Bernhard Schobinger is a Swiss contemporary artist jeweler.

Early life and education
Bernhard Schobinger attended the School of Applied Arts in Zurich for two years, followed by Goldsmith's apprenticeship between 1963 and 1967. In 1968, he opened a workshop-gallery in Richterswil and started to produce his own work. In the 80s he spent periods of time in London, New York and Berlin.

Career and work
Throughout his career as an art jeweler, Schobinger has blurred the lines between applied and fine arts.  His esthetic echoes Concrete art mainly under the influence of Max Bill, Punk culture of the 70s, Italian arte povera and Neo-Dada.

Often playing with contrasts, Schobinger's single pieces are made of material which varies greatly from recycled objects and pieces inherited from his mother to precious metals and gemstones.

Spatial annotation entries
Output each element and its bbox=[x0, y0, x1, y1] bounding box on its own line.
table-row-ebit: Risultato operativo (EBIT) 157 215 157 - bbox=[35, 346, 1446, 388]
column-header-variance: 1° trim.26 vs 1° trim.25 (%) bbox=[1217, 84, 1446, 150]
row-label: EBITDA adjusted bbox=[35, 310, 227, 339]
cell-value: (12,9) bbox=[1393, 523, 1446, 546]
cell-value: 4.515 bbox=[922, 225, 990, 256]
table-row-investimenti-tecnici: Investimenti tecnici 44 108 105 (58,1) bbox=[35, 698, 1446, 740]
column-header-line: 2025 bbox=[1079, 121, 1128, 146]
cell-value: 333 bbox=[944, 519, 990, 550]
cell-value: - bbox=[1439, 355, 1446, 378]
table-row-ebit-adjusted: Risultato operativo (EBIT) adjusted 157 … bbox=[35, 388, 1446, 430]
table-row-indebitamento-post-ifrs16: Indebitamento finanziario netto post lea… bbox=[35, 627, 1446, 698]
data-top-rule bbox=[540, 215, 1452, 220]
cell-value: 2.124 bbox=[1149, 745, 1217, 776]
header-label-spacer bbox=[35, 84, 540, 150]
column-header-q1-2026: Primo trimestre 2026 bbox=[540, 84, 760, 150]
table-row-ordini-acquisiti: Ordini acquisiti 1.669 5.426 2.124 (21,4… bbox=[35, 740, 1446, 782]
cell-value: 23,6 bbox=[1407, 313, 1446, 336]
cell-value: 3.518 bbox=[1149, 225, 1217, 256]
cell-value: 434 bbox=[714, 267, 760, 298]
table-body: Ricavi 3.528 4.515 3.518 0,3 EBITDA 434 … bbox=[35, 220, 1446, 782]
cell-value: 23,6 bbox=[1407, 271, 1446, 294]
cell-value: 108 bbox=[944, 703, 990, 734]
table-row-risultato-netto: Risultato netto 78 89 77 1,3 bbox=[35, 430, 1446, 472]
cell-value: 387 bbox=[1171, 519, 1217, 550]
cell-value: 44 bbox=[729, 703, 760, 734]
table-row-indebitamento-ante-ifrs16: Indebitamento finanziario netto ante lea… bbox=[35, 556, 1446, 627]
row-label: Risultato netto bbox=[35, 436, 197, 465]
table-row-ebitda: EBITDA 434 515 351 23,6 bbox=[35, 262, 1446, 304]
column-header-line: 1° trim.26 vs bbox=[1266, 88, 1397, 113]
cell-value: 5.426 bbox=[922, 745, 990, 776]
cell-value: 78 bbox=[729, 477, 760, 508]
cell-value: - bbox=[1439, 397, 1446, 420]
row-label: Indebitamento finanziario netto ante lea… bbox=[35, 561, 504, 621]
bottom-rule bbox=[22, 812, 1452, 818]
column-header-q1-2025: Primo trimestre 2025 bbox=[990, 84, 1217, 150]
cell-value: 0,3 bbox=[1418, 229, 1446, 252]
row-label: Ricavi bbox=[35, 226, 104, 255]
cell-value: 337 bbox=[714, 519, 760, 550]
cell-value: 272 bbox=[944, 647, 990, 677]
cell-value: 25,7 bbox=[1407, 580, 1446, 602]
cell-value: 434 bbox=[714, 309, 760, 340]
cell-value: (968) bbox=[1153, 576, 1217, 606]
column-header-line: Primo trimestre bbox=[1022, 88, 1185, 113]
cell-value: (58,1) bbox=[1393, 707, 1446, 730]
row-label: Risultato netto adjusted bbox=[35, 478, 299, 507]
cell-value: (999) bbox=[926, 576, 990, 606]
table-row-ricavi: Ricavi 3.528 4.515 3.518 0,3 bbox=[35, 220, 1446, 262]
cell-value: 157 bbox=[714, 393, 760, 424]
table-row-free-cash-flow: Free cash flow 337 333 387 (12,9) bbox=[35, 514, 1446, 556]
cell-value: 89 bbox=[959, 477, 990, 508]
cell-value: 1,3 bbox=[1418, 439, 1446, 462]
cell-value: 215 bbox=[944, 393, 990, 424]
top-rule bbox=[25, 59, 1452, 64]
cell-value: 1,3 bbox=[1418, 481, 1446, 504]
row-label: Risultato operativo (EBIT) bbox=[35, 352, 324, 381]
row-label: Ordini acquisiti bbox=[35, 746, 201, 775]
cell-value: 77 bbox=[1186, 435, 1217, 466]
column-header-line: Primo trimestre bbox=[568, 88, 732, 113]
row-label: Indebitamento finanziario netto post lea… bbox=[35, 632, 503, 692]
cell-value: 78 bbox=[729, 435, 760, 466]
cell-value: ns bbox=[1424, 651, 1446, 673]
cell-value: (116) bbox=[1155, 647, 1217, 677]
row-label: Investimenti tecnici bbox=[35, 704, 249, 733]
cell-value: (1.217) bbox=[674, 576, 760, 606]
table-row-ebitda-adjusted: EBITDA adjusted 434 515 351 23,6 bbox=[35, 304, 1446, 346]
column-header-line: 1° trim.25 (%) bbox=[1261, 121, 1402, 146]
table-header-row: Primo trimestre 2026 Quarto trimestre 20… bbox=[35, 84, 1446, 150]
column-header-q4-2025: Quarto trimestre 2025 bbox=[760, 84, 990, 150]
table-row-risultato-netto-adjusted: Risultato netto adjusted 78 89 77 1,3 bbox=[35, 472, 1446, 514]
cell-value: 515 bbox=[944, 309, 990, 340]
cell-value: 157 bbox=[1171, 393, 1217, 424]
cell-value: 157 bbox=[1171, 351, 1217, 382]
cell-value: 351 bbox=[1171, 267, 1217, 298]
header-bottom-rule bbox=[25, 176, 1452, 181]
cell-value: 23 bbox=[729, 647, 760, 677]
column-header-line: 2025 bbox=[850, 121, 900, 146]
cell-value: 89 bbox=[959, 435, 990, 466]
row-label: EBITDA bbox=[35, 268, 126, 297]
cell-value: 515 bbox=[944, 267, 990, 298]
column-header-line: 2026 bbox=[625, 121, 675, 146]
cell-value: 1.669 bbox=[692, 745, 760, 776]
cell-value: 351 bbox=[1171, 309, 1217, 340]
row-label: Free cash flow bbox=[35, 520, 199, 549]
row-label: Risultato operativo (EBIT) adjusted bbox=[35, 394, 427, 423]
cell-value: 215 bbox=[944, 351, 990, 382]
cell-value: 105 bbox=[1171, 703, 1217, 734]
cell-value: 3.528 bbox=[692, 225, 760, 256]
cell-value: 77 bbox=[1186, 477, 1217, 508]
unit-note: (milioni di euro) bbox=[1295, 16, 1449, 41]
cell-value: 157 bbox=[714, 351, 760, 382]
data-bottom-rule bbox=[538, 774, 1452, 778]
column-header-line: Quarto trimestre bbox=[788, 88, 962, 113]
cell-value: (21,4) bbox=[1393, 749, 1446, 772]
--
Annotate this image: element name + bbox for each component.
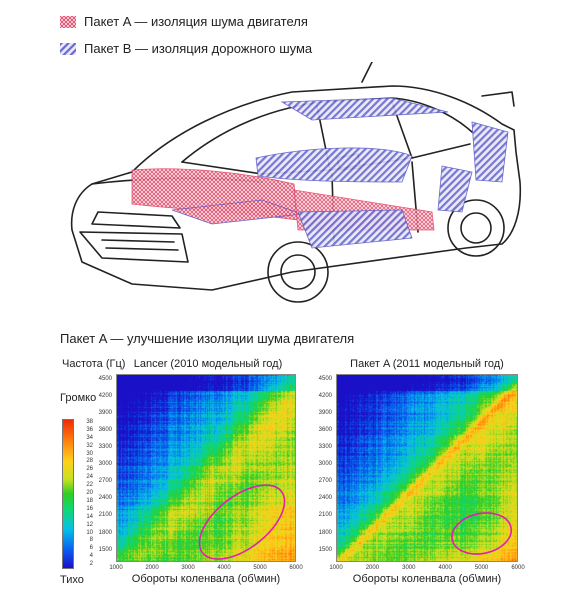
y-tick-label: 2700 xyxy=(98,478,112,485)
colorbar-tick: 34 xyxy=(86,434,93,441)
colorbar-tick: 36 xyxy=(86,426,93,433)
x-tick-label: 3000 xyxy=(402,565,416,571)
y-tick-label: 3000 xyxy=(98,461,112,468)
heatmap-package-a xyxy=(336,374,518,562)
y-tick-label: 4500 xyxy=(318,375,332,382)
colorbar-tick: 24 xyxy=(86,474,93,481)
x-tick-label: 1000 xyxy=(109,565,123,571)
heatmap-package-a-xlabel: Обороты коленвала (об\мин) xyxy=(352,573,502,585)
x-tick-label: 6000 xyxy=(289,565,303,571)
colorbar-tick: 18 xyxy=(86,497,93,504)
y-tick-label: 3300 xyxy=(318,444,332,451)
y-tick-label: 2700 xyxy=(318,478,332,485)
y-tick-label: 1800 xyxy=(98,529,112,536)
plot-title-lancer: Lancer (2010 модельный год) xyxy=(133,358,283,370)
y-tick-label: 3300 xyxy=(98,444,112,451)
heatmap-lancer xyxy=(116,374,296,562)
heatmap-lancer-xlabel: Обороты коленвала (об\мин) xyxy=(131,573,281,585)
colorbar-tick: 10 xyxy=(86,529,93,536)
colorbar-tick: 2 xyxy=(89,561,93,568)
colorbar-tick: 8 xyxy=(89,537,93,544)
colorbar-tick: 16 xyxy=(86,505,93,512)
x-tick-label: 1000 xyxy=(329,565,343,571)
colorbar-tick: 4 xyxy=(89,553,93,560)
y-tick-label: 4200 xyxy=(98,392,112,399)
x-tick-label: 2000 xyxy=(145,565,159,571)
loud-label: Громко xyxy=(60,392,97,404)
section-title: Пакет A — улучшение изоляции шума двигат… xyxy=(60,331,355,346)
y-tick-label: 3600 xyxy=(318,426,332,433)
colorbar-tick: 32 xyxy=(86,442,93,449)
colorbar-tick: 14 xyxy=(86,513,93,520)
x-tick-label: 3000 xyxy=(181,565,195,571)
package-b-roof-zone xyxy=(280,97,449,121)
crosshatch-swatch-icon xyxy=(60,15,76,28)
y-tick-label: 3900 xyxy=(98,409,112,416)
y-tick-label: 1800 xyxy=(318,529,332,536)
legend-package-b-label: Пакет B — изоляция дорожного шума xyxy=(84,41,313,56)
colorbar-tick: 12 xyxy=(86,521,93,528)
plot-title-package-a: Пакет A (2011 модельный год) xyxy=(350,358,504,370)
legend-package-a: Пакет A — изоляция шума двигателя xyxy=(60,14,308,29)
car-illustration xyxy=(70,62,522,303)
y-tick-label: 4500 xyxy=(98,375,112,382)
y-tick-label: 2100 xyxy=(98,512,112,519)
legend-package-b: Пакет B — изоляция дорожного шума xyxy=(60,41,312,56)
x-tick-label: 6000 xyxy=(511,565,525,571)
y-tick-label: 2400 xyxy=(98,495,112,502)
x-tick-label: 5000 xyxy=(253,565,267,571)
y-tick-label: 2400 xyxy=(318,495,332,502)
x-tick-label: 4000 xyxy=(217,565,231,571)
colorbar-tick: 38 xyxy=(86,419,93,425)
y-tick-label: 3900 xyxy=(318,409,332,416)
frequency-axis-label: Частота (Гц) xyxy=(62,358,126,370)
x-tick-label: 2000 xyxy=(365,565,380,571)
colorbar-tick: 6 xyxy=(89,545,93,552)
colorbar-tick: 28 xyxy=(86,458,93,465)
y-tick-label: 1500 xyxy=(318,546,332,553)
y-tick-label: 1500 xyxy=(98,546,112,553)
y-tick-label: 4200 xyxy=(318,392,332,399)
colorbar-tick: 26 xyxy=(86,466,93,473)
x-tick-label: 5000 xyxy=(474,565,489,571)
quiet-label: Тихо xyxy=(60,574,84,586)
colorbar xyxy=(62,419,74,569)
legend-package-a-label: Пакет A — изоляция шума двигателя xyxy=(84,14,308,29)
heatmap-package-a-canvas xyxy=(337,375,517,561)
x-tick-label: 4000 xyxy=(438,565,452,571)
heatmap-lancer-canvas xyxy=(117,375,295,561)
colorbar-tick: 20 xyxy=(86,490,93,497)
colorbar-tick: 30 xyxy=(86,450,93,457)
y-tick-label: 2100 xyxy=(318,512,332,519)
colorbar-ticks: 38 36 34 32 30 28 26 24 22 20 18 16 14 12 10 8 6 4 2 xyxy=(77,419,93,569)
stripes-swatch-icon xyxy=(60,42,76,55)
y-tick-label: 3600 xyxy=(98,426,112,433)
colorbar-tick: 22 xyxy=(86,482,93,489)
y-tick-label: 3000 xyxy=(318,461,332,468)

• **SET TASK 1**: Reproduce the stretch of the Bernhard Schobinger text from "Bernhard Schobinger is" through "metals and gemstones.".
• **SET TASK 2**: Write the next part of the Bernhard Schobinger text, starting after its final sentence.
Please ignore the records; they play no part here.

• **FINAL ANSWER 1**:
Bernhard Schobinger is a Swiss contemporary artist jeweler.

Early life and education
Bernhard Schobinger attended the School of Applied Arts in Zurich for two years, followed by Goldsmith's apprenticeship between 1963 and 1967. In 1968, he opened a workshop-gallery in Richterswil and started to produce his own work. In the 80s he spent periods of time in London, New York and Berlin.

Career and work
Throughout his career as an art jeweler, Schobinger has blurred the lines between applied and fine arts.  His esthetic echoes Concrete art mainly under the influence of Max Bill, Punk culture of the 70s, Italian arte povera and Neo-Dada.

Often playing with contrasts, Schobinger's single pieces are made of material which varies greatly from recycled objects and pieces inherited from his mother to precious metals and gemstones.

• **FINAL ANSWER 2**:
Broken glasses, scissors or rusty material are used in a provocative way, making jewelry a means for a narrative on material culture.

As the art historian Roger Fayet put it, "His works are based not on 'neither-nor' but rather on 'both... and', on juxtaposition and interpolation. What comes out of this is - despite all this use of rubbish - jewellery of extraordinary richness: rich in materials and forms, rich in qualities that are sensorily perceived and, most importantly, rich in meanings and wit".

Schobinger has been invited as a visiting lecturer in a number of Universities and Academies, including the Royal College of Art in London, Hiko Mizuno College of Jewelry in Tokyo, the Rhode Island School of Design. the Gerrit Rietveld Academy in Amsterdam, the Haute Ecole d'Arts Appliqués in Geneva.

Awards
His work was rewarded with a number of awards. Most recently, in 2007, he received the Swiss Federal Design Award.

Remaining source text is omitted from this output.